+++ DATASET ROWS

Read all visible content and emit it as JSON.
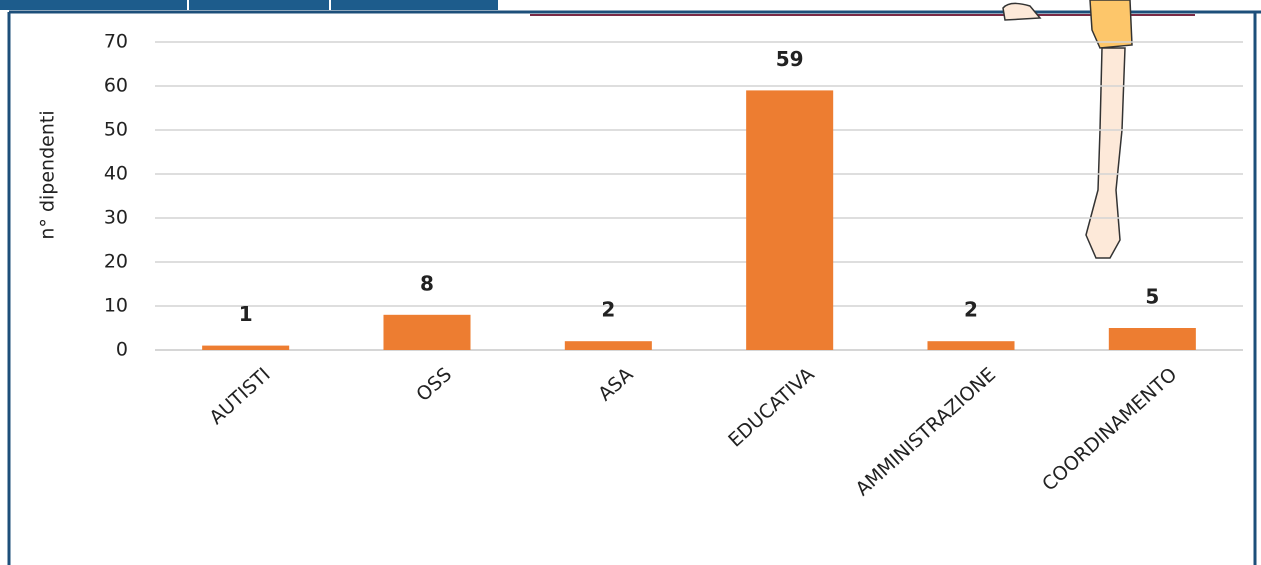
{
  "chart_data": {
    "type": "bar",
    "y_label": "n° dipendenti",
    "categories": [
      "AUTISTI",
      "OSS",
      "ASA",
      "EDUCATIVA",
      "AMMINISTRAZIONE",
      "COORDINAMENTO"
    ],
    "values": [
      1,
      8,
      2,
      59,
      2,
      5
    ],
    "color": "#ed7d31",
    "ylim": [
      0,
      70
    ],
    "yticks": [
      0,
      10,
      20,
      30,
      40,
      50,
      60,
      70
    ],
    "grid": true
  }
}
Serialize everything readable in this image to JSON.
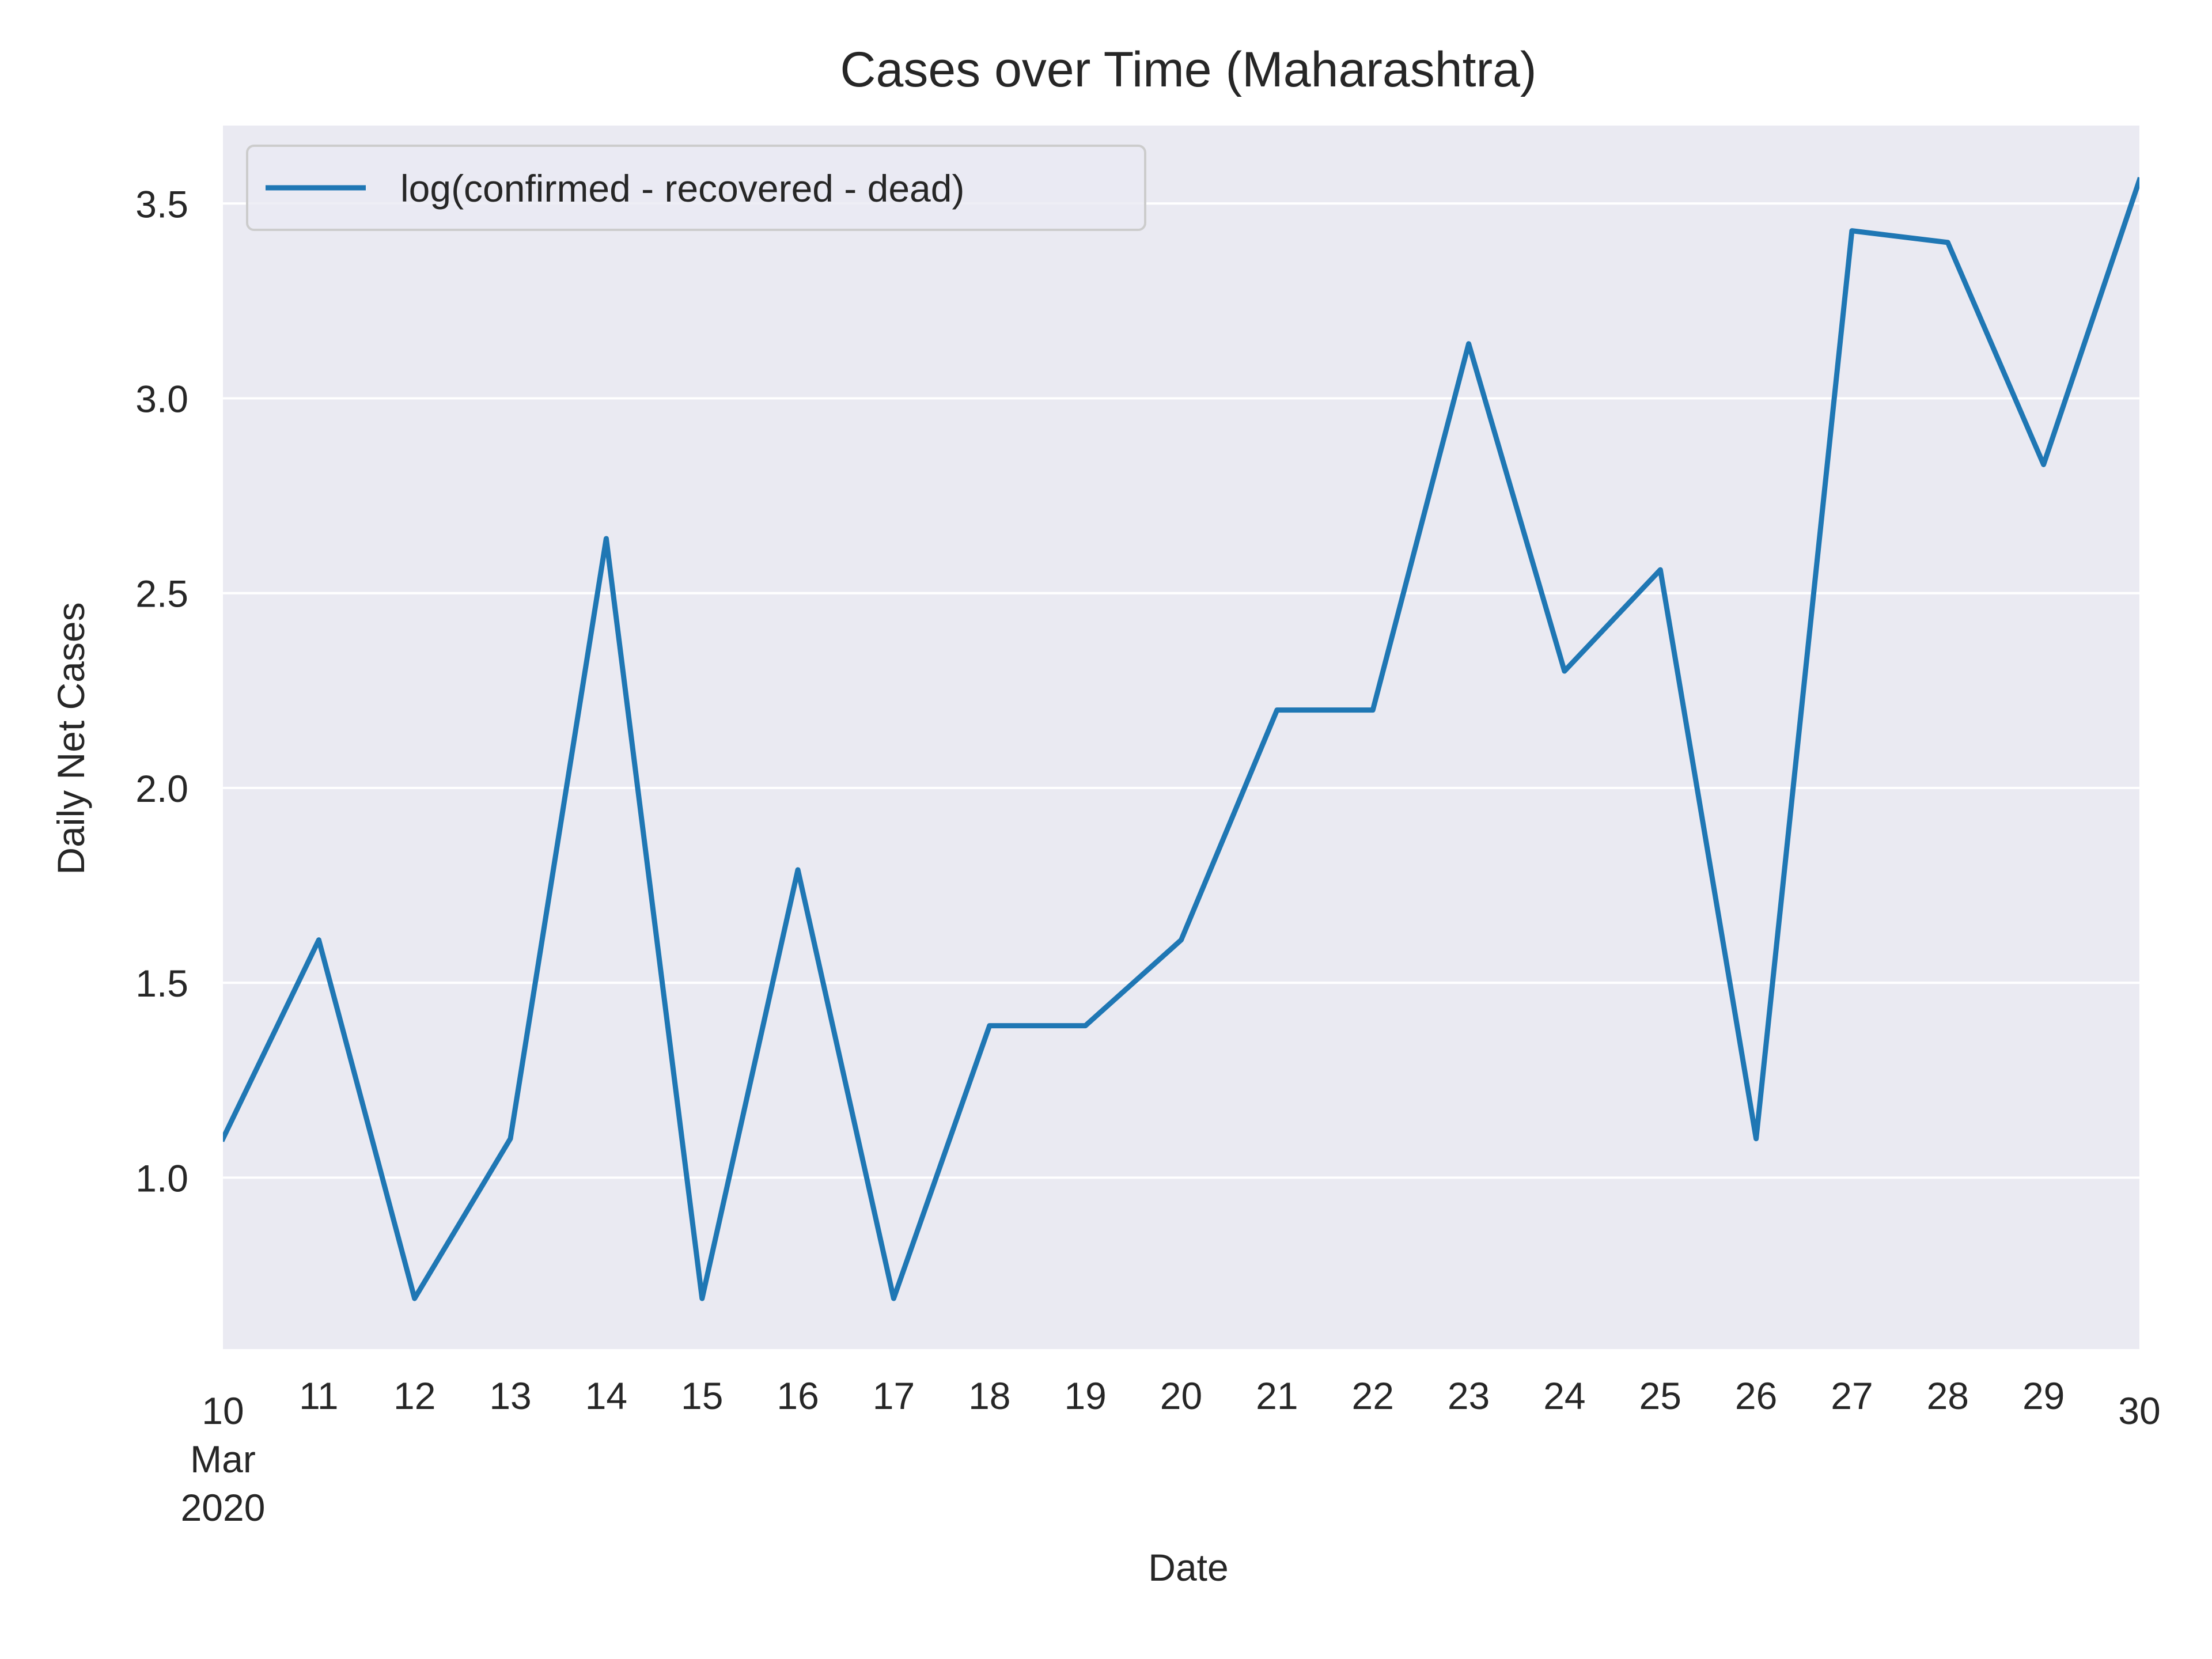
{
  "chart_data": {
    "type": "line",
    "title": "Cases over Time (Maharashtra)",
    "xlabel": "Date",
    "ylabel": "Daily Net Cases",
    "x": [
      "2020-03-10",
      "2020-03-11",
      "2020-03-12",
      "2020-03-13",
      "2020-03-14",
      "2020-03-15",
      "2020-03-16",
      "2020-03-17",
      "2020-03-18",
      "2020-03-19",
      "2020-03-20",
      "2020-03-21",
      "2020-03-22",
      "2020-03-23",
      "2020-03-24",
      "2020-03-25",
      "2020-03-26",
      "2020-03-27",
      "2020-03-28",
      "2020-03-29",
      "2020-03-30"
    ],
    "x_tick_labels": [
      [
        "10",
        "Mar",
        "2020"
      ],
      [
        "11"
      ],
      [
        "12"
      ],
      [
        "13"
      ],
      [
        "14"
      ],
      [
        "15"
      ],
      [
        "16"
      ],
      [
        "17"
      ],
      [
        "18"
      ],
      [
        "19"
      ],
      [
        "20"
      ],
      [
        "21"
      ],
      [
        "22"
      ],
      [
        "23"
      ],
      [
        "24"
      ],
      [
        "25"
      ],
      [
        "26"
      ],
      [
        "27"
      ],
      [
        "28"
      ],
      [
        "29"
      ],
      [
        "30"
      ]
    ],
    "series": [
      {
        "name": "log(confirmed - recovered - dead)",
        "color": "#1f77b4",
        "values": [
          1.1,
          1.61,
          0.69,
          1.1,
          2.64,
          0.69,
          1.79,
          0.69,
          1.39,
          1.39,
          1.61,
          2.2,
          2.2,
          3.14,
          2.3,
          2.56,
          1.1,
          3.43,
          3.4,
          2.83,
          3.56
        ]
      }
    ],
    "yticks": [
      "1.0",
      "1.5",
      "2.0",
      "2.5",
      "3.0",
      "3.5"
    ],
    "ylim": [
      0.56,
      3.7
    ],
    "grid": true,
    "legend_position": "top-left",
    "background": "#eaeaf2",
    "grid_color": "#ffffff"
  }
}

++++++

◆ **SET PROBLEM**
Write down exactly the lines running from the line with "Serialize everything readable" through the end of the material, both ends included, and none of the pictures.

◆ **ANSWER BELOW**
Serialize everything readable in this image to JSON.
{
  "chart_data": {
    "type": "line",
    "title": "Cases over Time (Maharashtra)",
    "xlabel": "Date",
    "ylabel": "Daily Net Cases",
    "x": [
      "2020-03-10",
      "2020-03-11",
      "2020-03-12",
      "2020-03-13",
      "2020-03-14",
      "2020-03-15",
      "2020-03-16",
      "2020-03-17",
      "2020-03-18",
      "2020-03-19",
      "2020-03-20",
      "2020-03-21",
      "2020-03-22",
      "2020-03-23",
      "2020-03-24",
      "2020-03-25",
      "2020-03-26",
      "2020-03-27",
      "2020-03-28",
      "2020-03-29",
      "2020-03-30"
    ],
    "x_tick_labels": [
      [
        "10",
        "Mar",
        "2020"
      ],
      [
        "11"
      ],
      [
        "12"
      ],
      [
        "13"
      ],
      [
        "14"
      ],
      [
        "15"
      ],
      [
        "16"
      ],
      [
        "17"
      ],
      [
        "18"
      ],
      [
        "19"
      ],
      [
        "20"
      ],
      [
        "21"
      ],
      [
        "22"
      ],
      [
        "23"
      ],
      [
        "24"
      ],
      [
        "25"
      ],
      [
        "26"
      ],
      [
        "27"
      ],
      [
        "28"
      ],
      [
        "29"
      ],
      [
        "30"
      ]
    ],
    "series": [
      {
        "name": "log(confirmed - recovered - dead)",
        "color": "#1f77b4",
        "values": [
          1.1,
          1.61,
          0.69,
          1.1,
          2.64,
          0.69,
          1.79,
          0.69,
          1.39,
          1.39,
          1.61,
          2.2,
          2.2,
          3.14,
          2.3,
          2.56,
          1.1,
          3.43,
          3.4,
          2.83,
          3.56
        ]
      }
    ],
    "yticks": [
      "1.0",
      "1.5",
      "2.0",
      "2.5",
      "3.0",
      "3.5"
    ],
    "ylim": [
      0.56,
      3.7
    ],
    "grid": true,
    "legend_position": "top-left",
    "background": "#eaeaf2",
    "grid_color": "#ffffff"
  }
}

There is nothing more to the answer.